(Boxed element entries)
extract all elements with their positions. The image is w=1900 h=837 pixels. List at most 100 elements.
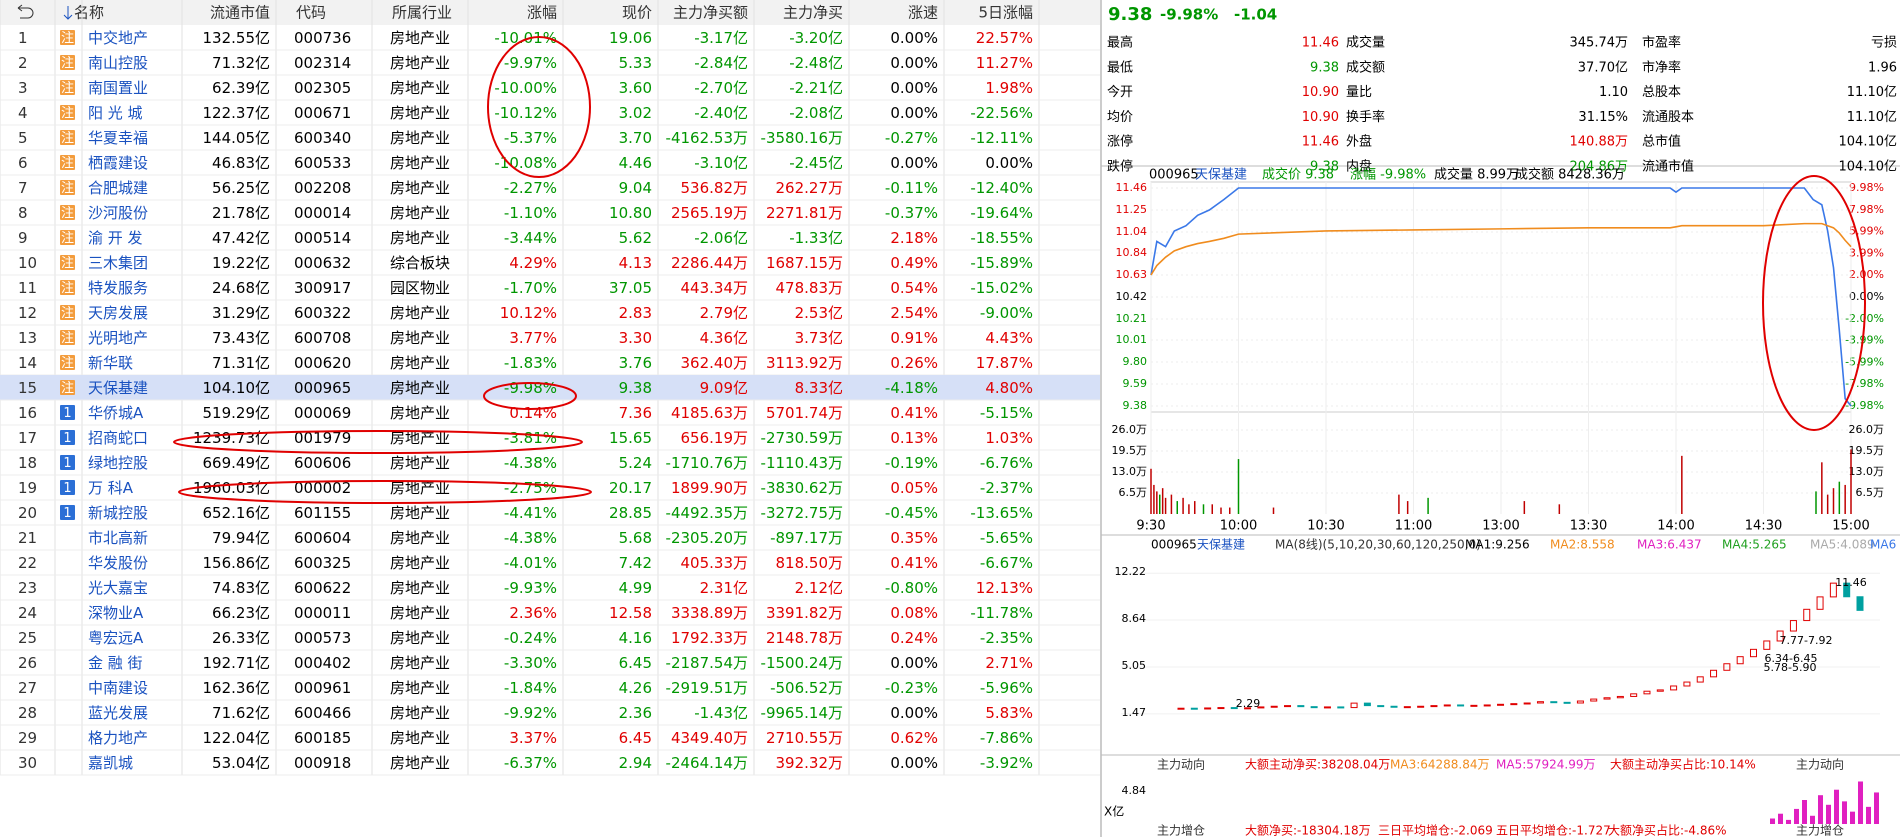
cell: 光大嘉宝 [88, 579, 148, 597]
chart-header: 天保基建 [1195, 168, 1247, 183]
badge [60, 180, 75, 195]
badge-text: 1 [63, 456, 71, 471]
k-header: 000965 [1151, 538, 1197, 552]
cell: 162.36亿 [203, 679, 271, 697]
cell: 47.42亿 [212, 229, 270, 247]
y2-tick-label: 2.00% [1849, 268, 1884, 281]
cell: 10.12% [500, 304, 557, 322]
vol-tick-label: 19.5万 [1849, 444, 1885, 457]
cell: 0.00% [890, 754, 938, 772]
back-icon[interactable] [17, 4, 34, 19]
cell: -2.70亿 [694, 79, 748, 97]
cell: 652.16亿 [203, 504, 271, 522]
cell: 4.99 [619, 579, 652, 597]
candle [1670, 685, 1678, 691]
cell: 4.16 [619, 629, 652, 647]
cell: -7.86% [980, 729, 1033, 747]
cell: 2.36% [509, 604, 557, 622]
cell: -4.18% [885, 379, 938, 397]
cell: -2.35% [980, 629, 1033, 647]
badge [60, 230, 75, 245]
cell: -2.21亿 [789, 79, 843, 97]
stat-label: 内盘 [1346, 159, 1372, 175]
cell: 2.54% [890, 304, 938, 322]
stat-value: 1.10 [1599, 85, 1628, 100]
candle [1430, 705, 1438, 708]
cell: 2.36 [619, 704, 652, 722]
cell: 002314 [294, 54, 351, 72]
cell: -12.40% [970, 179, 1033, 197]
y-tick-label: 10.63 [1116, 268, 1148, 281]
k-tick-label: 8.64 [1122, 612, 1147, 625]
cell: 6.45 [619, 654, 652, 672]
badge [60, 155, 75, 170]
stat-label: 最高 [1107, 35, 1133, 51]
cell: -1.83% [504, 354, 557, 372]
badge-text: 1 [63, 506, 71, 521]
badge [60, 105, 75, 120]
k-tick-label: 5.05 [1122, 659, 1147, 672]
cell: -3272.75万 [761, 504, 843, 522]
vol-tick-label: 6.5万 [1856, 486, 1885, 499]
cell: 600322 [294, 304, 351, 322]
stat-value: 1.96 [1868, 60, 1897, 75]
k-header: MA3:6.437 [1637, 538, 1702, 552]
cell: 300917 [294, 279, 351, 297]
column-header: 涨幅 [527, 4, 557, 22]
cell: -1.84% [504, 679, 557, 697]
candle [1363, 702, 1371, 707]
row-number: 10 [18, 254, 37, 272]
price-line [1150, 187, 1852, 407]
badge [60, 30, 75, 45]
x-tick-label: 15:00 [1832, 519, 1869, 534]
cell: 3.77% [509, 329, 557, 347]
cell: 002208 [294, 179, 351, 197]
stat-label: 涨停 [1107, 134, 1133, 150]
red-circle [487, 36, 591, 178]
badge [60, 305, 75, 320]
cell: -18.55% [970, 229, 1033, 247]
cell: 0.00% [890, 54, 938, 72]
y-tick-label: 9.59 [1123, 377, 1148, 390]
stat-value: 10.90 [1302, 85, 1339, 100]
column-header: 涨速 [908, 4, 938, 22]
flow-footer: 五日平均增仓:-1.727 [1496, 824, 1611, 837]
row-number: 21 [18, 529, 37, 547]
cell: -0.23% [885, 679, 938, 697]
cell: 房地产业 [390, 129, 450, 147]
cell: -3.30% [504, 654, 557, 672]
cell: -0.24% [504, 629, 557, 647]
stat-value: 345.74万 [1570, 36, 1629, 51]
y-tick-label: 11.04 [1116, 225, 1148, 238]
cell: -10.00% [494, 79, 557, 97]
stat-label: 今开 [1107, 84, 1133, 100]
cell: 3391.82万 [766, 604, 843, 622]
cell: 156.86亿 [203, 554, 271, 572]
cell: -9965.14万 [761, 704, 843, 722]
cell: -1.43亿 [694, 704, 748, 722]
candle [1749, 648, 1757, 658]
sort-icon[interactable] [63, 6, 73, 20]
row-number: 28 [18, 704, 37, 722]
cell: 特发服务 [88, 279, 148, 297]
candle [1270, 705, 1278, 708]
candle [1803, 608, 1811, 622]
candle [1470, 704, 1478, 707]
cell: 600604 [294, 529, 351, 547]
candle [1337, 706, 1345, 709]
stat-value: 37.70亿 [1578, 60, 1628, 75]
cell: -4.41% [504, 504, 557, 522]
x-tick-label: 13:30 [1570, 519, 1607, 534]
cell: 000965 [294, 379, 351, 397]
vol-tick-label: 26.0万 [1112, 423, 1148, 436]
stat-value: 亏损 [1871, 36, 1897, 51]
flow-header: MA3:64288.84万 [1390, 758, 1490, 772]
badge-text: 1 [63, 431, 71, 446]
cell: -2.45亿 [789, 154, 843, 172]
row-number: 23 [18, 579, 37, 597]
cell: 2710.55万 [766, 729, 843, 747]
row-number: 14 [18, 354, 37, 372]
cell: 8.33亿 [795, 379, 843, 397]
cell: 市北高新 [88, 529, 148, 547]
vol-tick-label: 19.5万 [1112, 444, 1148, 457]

**Problem description:** Can you transcribe every one of the lines above verbatim, leaving the picture out?

**Task response:**
extract all elements with their positions. The image is w=1900 h=837 pixels. List at most 100 elements.
cell: 光大嘉宝 [88, 579, 148, 597]
chart-header: 天保基建 [1195, 168, 1247, 183]
badge [60, 180, 75, 195]
badge-text: 1 [63, 456, 71, 471]
k-header: 000965 [1151, 538, 1197, 552]
cell: 162.36亿 [203, 679, 271, 697]
cell: 47.42亿 [212, 229, 270, 247]
y2-tick-label: 2.00% [1849, 268, 1884, 281]
cell: 10.12% [500, 304, 557, 322]
vol-tick-label: 19.5万 [1849, 444, 1885, 457]
cell: 0.00% [890, 754, 938, 772]
back-icon[interactable] [17, 4, 34, 19]
cell: -2.70亿 [694, 79, 748, 97]
cell: 652.16亿 [203, 504, 271, 522]
cell: 4.99 [619, 579, 652, 597]
candle [1670, 685, 1678, 691]
cell: 4.16 [619, 629, 652, 647]
cell: -7.86% [980, 729, 1033, 747]
cell: 2.36% [509, 604, 557, 622]
cell: -4.18% [885, 379, 938, 397]
cell: -2.35% [980, 629, 1033, 647]
badge [60, 230, 75, 245]
cell: -2.21亿 [789, 79, 843, 97]
stat-label: 内盘 [1346, 159, 1372, 175]
cell: 2.54% [890, 304, 938, 322]
stat-value: 1.10 [1599, 85, 1628, 100]
candle [1430, 705, 1438, 708]
cell: 2.36 [619, 704, 652, 722]
cell: 002314 [294, 54, 351, 72]
cell: -12.40% [970, 179, 1033, 197]
y-tick-label: 10.63 [1116, 268, 1148, 281]
k-tick-label: 8.64 [1122, 612, 1147, 625]
cell: 6.45 [619, 654, 652, 672]
badge [60, 155, 75, 170]
stat-label: 最高 [1107, 35, 1133, 51]
cell: -1.83% [504, 354, 557, 372]
badge-text: 1 [63, 506, 71, 521]
badge [60, 105, 75, 120]
k-tick-label: 5.05 [1122, 659, 1147, 672]
cell: -3272.75万 [761, 504, 843, 522]
vol-tick-label: 6.5万 [1856, 486, 1885, 499]
cell: 600322 [294, 304, 351, 322]
stat-value: 1.96 [1868, 60, 1897, 75]
k-header: MA3:6.437 [1637, 538, 1702, 552]
cell: 300917 [294, 279, 351, 297]
column-header: 涨幅 [527, 4, 557, 22]
cell: -1.84% [504, 679, 557, 697]
candle [1363, 702, 1371, 707]
row-number: 10 [18, 254, 37, 272]
price-line [1150, 187, 1852, 407]
badge [60, 30, 75, 45]
x-tick-label: 15:00 [1832, 519, 1869, 534]
cell: 3.77% [509, 329, 557, 347]
cell: 002208 [294, 179, 351, 197]
stat-label: 涨停 [1107, 134, 1133, 150]
red-circle [487, 36, 591, 178]
badge [60, 305, 75, 320]
cell: -18.55% [970, 229, 1033, 247]
cell: 0.00% [890, 54, 938, 72]
y-tick-label: 9.59 [1123, 377, 1148, 390]
stat-value: 10.90 [1302, 85, 1339, 100]
column-header: 涨速 [908, 4, 938, 22]
flow-footer: 五日平均增仓:-1.727 [1496, 824, 1611, 837]
row-number: 21 [18, 529, 37, 547]
cell: -0.23% [885, 679, 938, 697]
cell: 房地产业 [390, 129, 450, 147]
cell: -3.30% [504, 654, 557, 672]
cell: -0.24% [504, 629, 557, 647]
stat-value: 345.74万 [1570, 36, 1629, 51]
y-tick-label: 11.04 [1116, 225, 1148, 238]
cell: -10.00% [494, 79, 557, 97]
stat-label: 今开 [1107, 84, 1133, 100]
cell: 3391.82万 [766, 604, 843, 622]
cell: 156.86亿 [203, 554, 271, 572]
cell: -9965.14万 [761, 704, 843, 722]
cell: -1.43亿 [694, 704, 748, 722]
candle [1749, 648, 1757, 658]
sort-icon[interactable] [63, 6, 73, 20]
row-number: 28 [18, 704, 37, 722]
cell: 特发服务 [88, 279, 148, 297]
candle [1270, 705, 1278, 708]
candle [1803, 608, 1811, 622]
candle [1470, 704, 1478, 707]
cell: 600604 [294, 529, 351, 547]
candle [1337, 706, 1345, 709]
stat-value: 37.70亿 [1578, 60, 1628, 75]
cell: -4.41% [504, 504, 557, 522]
x-tick-label: 13:30 [1570, 519, 1607, 534]
cell: 000965 [294, 379, 351, 397]
vol-tick-label: 26.0万 [1112, 423, 1148, 436]
stat-value: 亏损 [1871, 36, 1897, 51]
flow-header: MA3:64288.84万 [1390, 758, 1490, 772]
badge-text: 1 [63, 431, 71, 446]
cell: -2.45亿 [789, 154, 843, 172]
row-number: 23 [18, 579, 37, 597]
cell: 2710.55万 [766, 729, 843, 747]
row-number: 14 [18, 354, 37, 372]
cell: 8.33亿 [795, 379, 843, 397]
cell: 市北高新 [88, 529, 148, 547]
vol-tick-label: 19.5万 [1112, 444, 1148, 457]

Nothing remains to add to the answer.